WORK INSTRUCTION: Compute how many lines in the entries below contain "name", and output nothing but the number.

*** RECORDS TO USE Section Begins ***

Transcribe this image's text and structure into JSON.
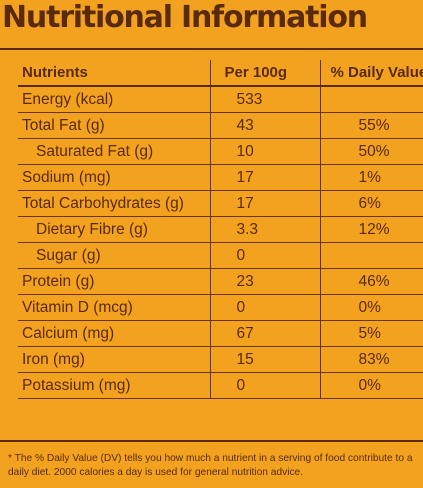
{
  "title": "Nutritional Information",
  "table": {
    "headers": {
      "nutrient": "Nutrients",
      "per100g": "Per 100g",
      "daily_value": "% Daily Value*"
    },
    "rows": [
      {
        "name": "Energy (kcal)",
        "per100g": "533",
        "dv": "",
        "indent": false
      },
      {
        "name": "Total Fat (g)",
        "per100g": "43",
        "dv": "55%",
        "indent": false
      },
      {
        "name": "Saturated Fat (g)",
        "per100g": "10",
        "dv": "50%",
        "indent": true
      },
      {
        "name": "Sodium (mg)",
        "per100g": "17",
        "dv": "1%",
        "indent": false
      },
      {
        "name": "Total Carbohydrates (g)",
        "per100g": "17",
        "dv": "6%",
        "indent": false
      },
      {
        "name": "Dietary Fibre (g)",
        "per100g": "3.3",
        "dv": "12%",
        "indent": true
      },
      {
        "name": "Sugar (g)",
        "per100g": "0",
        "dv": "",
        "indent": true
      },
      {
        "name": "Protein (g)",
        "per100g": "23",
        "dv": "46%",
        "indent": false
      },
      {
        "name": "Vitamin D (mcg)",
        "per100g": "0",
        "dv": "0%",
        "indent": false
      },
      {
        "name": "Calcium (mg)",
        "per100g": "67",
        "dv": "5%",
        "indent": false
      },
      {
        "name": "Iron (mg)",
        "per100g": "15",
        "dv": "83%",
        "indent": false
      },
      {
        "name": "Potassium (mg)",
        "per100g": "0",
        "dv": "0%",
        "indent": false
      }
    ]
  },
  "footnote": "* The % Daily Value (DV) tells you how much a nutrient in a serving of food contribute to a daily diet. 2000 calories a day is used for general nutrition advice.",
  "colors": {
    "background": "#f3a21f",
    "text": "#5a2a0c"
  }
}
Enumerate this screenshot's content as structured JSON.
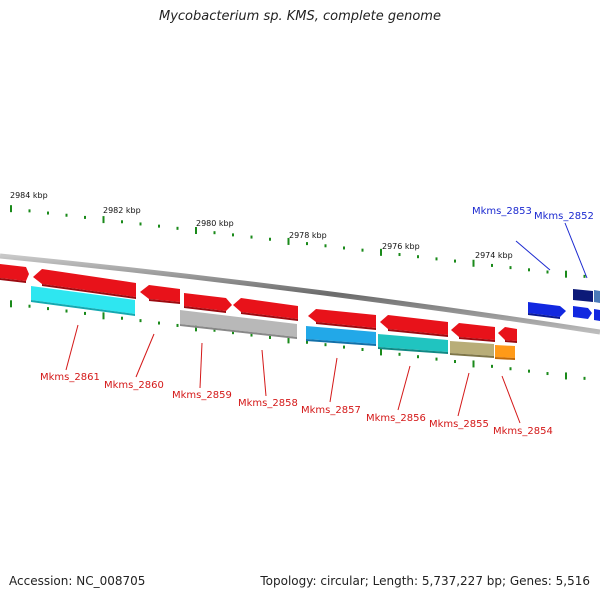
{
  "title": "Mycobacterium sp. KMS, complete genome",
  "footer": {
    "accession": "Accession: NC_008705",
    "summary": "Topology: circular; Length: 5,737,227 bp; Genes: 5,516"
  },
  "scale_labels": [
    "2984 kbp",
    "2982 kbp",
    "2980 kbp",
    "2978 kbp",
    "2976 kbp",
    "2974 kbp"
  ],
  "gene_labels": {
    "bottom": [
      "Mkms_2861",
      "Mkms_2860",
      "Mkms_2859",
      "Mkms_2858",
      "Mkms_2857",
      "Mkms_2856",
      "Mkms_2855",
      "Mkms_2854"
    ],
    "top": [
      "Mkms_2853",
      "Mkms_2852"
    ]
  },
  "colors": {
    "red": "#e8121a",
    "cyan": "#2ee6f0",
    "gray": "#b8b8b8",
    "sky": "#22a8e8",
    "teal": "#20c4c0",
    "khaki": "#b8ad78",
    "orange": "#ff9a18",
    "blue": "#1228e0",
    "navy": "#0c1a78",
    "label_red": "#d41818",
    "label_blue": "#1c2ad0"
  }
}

*** RECORDS TO USE Section Ends ***

YOUR SOLUTION: 12